• _EXERCISE BRIEF_: Check each line of the records for "screenshot"; collect those that have it.

• _MATERIAL FOR THIS EXERCISE_:
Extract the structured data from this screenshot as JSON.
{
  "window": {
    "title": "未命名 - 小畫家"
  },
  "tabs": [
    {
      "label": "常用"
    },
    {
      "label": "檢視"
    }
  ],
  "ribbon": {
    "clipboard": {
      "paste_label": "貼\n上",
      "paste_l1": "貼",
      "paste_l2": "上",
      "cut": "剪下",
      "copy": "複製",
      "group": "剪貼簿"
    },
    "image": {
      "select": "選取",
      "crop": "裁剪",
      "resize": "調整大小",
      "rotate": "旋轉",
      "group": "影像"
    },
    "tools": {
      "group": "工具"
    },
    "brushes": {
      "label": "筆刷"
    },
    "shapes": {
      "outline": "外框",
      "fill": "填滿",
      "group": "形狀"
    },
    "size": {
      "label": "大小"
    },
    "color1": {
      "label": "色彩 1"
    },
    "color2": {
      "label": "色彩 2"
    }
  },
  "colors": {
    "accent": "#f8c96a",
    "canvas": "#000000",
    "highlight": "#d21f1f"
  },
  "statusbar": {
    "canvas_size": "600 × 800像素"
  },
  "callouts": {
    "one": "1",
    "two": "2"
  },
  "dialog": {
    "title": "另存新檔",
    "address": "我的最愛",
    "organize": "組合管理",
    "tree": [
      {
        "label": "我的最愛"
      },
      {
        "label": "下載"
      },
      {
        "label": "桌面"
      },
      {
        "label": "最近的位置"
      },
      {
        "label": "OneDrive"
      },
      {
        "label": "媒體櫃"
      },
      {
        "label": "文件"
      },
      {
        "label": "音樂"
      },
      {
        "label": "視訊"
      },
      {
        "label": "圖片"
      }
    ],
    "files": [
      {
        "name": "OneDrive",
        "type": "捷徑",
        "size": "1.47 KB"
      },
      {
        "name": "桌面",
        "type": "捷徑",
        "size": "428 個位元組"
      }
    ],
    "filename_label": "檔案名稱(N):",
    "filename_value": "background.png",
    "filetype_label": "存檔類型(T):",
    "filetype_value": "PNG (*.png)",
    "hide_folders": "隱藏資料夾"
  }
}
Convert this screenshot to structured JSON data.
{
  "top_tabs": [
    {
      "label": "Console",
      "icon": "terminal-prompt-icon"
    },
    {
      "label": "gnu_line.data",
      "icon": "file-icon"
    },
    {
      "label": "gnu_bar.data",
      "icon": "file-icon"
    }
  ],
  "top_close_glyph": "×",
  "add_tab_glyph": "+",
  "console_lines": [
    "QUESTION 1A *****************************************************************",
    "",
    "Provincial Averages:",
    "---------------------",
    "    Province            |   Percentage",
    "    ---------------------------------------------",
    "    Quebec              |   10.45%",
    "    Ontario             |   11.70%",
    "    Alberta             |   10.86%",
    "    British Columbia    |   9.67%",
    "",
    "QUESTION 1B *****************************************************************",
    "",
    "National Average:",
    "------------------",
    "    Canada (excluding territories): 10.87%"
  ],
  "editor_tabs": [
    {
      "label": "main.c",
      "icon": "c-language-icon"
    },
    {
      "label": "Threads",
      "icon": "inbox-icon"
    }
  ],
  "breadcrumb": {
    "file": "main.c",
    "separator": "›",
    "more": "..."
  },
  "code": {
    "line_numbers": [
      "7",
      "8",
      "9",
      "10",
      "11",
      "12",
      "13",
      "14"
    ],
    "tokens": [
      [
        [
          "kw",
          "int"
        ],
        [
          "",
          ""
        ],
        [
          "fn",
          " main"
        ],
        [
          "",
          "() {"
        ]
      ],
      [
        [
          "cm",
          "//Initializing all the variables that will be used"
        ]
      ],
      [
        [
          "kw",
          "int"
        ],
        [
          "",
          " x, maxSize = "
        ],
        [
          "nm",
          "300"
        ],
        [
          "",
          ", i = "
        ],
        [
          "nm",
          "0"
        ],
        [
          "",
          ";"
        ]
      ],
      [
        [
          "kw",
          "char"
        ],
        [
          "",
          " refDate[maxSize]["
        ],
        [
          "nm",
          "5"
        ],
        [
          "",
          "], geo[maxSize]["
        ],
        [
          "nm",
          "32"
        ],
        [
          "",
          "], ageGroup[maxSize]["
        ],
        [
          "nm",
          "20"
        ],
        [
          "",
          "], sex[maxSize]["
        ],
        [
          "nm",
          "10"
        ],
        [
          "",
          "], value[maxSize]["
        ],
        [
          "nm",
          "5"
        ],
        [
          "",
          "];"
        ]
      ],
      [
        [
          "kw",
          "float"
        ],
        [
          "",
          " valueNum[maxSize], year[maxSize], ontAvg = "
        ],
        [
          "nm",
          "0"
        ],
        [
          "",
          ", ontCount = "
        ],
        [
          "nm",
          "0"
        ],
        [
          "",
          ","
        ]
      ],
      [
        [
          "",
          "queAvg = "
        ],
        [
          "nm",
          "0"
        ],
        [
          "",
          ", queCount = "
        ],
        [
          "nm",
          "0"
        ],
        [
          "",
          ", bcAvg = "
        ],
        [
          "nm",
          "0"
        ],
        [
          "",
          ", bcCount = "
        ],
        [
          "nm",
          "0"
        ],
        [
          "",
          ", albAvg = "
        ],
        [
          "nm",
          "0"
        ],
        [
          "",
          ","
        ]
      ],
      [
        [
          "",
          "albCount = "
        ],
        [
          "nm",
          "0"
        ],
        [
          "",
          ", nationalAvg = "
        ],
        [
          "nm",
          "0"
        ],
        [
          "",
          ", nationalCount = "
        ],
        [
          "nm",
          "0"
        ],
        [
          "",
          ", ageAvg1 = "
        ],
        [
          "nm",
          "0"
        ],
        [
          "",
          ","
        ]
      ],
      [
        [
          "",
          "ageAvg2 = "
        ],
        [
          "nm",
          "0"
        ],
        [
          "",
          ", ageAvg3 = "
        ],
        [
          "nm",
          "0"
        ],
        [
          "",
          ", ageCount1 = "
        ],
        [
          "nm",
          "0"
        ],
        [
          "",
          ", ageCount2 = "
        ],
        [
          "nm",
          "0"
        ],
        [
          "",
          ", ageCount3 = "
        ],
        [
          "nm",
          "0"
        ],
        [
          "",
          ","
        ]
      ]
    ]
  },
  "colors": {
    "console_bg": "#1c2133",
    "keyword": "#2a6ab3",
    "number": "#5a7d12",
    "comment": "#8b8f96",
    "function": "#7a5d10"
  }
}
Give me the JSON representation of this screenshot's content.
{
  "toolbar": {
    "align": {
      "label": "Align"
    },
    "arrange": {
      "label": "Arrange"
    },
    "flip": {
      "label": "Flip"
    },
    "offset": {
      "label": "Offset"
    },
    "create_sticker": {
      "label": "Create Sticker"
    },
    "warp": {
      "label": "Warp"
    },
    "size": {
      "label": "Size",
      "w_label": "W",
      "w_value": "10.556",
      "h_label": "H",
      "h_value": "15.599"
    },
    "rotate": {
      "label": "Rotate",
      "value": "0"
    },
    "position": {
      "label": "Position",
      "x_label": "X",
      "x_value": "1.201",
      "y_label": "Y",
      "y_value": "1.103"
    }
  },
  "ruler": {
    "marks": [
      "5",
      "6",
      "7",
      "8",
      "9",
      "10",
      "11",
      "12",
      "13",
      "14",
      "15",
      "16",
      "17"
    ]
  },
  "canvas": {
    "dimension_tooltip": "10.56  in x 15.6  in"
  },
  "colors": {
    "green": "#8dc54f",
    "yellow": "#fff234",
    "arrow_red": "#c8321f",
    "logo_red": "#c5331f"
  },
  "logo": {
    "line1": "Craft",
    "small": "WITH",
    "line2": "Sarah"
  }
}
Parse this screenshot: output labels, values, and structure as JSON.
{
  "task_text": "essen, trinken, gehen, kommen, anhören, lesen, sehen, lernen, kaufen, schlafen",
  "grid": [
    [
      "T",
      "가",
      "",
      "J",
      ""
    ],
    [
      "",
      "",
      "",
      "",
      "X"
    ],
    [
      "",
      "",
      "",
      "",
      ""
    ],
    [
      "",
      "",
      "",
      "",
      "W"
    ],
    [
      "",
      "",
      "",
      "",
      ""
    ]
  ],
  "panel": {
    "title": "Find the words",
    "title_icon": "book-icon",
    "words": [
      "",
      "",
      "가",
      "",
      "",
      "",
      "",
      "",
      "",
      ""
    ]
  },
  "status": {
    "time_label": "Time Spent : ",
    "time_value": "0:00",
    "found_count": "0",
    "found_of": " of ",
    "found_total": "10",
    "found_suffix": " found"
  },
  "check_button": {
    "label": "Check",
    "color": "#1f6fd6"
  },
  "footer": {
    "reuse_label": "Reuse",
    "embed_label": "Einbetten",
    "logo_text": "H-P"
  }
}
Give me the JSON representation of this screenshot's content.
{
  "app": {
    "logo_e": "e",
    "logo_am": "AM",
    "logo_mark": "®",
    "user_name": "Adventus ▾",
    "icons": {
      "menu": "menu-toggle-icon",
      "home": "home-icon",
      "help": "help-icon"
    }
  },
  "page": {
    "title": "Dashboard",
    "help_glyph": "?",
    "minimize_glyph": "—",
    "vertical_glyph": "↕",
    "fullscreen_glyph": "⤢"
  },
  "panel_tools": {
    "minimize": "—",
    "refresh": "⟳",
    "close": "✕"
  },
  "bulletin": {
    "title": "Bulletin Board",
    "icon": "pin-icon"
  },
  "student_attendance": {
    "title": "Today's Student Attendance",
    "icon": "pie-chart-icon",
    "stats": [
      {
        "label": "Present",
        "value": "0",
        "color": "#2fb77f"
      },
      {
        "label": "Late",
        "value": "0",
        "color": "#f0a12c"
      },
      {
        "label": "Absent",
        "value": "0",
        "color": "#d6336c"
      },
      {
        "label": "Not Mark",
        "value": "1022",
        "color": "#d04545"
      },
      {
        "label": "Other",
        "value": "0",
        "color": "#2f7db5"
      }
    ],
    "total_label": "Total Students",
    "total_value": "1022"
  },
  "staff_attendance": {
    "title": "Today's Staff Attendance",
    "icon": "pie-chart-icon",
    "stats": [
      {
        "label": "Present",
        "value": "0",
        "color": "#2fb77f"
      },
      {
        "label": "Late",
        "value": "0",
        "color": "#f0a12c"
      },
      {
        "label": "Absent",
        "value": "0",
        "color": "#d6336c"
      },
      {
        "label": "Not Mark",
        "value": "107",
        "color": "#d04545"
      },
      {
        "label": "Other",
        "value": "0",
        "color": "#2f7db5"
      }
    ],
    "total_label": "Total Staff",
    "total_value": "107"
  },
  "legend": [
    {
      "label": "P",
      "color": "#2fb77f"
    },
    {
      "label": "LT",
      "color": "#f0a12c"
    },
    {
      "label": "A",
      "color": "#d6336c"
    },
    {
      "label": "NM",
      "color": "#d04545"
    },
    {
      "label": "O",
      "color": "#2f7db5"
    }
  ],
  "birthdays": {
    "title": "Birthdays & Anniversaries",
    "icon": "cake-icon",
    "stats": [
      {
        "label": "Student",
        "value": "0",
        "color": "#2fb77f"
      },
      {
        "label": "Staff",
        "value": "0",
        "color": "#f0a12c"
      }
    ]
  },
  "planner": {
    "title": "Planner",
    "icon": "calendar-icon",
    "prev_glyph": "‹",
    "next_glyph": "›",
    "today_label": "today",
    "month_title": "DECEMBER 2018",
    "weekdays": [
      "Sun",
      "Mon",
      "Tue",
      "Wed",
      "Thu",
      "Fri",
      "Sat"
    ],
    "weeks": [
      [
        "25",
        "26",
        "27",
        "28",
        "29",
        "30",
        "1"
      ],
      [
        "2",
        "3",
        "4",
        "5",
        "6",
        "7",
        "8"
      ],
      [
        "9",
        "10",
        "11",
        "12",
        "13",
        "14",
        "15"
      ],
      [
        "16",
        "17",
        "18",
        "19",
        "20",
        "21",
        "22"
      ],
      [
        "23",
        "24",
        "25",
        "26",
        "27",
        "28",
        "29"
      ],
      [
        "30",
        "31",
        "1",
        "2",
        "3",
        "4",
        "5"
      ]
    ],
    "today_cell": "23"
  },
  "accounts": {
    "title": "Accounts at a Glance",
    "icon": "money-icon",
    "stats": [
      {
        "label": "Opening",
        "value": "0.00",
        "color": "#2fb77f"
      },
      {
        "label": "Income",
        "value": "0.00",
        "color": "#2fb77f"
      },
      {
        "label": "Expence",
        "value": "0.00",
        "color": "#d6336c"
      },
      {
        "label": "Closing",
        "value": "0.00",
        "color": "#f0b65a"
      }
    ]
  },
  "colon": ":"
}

• _SOLUTION_:
Extract the structured data from this screenshot as JSON.
Convert this screenshot to structured JSON data.
Give me the JSON representation of this screenshot's content.
Parse this screenshot: output labels, values, and structure as JSON.
Give me the JSON representation of this screenshot's content.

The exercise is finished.